*Your instructions:*
Take the records underneath and set them down exactly.

*Data entries:*
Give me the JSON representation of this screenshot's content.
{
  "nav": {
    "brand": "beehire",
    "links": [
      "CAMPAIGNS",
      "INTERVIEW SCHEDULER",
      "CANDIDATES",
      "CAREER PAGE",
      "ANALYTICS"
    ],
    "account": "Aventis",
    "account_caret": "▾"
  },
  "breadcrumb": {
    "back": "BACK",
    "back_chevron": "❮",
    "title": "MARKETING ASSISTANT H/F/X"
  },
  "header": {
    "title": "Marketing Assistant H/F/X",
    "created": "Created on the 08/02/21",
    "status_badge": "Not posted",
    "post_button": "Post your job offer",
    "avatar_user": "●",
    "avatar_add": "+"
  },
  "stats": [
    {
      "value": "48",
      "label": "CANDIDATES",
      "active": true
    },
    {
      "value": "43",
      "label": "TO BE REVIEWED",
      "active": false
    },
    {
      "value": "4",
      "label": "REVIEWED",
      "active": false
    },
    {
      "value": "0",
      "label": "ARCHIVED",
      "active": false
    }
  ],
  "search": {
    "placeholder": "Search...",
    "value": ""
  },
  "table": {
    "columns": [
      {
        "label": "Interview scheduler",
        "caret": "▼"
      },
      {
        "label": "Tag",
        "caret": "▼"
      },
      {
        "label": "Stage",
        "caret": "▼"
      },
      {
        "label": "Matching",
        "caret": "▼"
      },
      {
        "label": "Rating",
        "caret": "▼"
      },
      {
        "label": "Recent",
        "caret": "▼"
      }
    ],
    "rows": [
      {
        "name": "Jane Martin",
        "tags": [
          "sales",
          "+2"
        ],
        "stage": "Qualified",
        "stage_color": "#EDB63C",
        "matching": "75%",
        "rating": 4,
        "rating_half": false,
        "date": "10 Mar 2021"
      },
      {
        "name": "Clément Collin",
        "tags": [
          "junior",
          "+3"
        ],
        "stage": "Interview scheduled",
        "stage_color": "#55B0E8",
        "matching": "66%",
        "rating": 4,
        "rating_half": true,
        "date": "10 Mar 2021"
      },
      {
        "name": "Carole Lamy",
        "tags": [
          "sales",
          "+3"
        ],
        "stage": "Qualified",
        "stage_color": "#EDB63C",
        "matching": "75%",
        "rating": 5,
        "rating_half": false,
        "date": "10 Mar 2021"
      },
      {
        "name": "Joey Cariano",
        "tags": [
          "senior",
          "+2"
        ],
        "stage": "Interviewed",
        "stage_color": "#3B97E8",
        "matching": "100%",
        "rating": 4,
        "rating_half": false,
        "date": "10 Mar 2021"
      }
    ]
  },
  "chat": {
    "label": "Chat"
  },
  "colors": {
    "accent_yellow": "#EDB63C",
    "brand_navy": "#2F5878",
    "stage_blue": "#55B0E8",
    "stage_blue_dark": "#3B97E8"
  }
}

*Written solution:*
Give me the JSON representation of this screenshot's content.
{
  "nav": {
    "brand": "beehire",
    "links": [
      "CAMPAIGNS",
      "INTERVIEW SCHEDULER",
      "CANDIDATES",
      "CAREER PAGE",
      "ANALYTICS"
    ],
    "account": "Aventis",
    "account_caret": "▾"
  },
  "breadcrumb": {
    "back": "BACK",
    "back_chevron": "❮",
    "title": "MARKETING ASSISTANT H/F/X"
  },
  "header": {
    "title": "Marketing Assistant H/F/X",
    "created": "Created on the 08/02/21",
    "status_badge": "Not posted",
    "post_button": "Post your job offer",
    "avatar_user": "●",
    "avatar_add": "+"
  },
  "stats": [
    {
      "value": "48",
      "label": "CANDIDATES",
      "active": true
    },
    {
      "value": "43",
      "label": "TO BE REVIEWED",
      "active": false
    },
    {
      "value": "4",
      "label": "REVIEWED",
      "active": false
    },
    {
      "value": "0",
      "label": "ARCHIVED",
      "active": false
    }
  ],
  "search": {
    "placeholder": "Search...",
    "value": ""
  },
  "table": {
    "columns": [
      {
        "label": "Interview scheduler",
        "caret": "▼"
      },
      {
        "label": "Tag",
        "caret": "▼"
      },
      {
        "label": "Stage",
        "caret": "▼"
      },
      {
        "label": "Matching",
        "caret": "▼"
      },
      {
        "label": "Rating",
        "caret": "▼"
      },
      {
        "label": "Recent",
        "caret": "▼"
      }
    ],
    "rows": [
      {
        "name": "Jane Martin",
        "tags": [
          "sales",
          "+2"
        ],
        "stage": "Qualified",
        "stage_color": "#EDB63C",
        "matching": "75%",
        "rating": 4,
        "rating_half": false,
        "date": "10 Mar 2021"
      },
      {
        "name": "Clément Collin",
        "tags": [
          "junior",
          "+3"
        ],
        "stage": "Interview scheduled",
        "stage_color": "#55B0E8",
        "matching": "66%",
        "rating": 4,
        "rating_half": true,
        "date": "10 Mar 2021"
      },
      {
        "name": "Carole Lamy",
        "tags": [
          "sales",
          "+3"
        ],
        "stage": "Qualified",
        "stage_color": "#EDB63C",
        "matching": "75%",
        "rating": 5,
        "rating_half": false,
        "date": "10 Mar 2021"
      },
      {
        "name": "Joey Cariano",
        "tags": [
          "senior",
          "+2"
        ],
        "stage": "Interviewed",
        "stage_color": "#3B97E8",
        "matching": "100%",
        "rating": 4,
        "rating_half": false,
        "date": "10 Mar 2021"
      }
    ]
  },
  "chat": {
    "label": "Chat"
  },
  "colors": {
    "accent_yellow": "#EDB63C",
    "brand_navy": "#2F5878",
    "stage_blue": "#55B0E8",
    "stage_blue_dark": "#3B97E8"
  }
}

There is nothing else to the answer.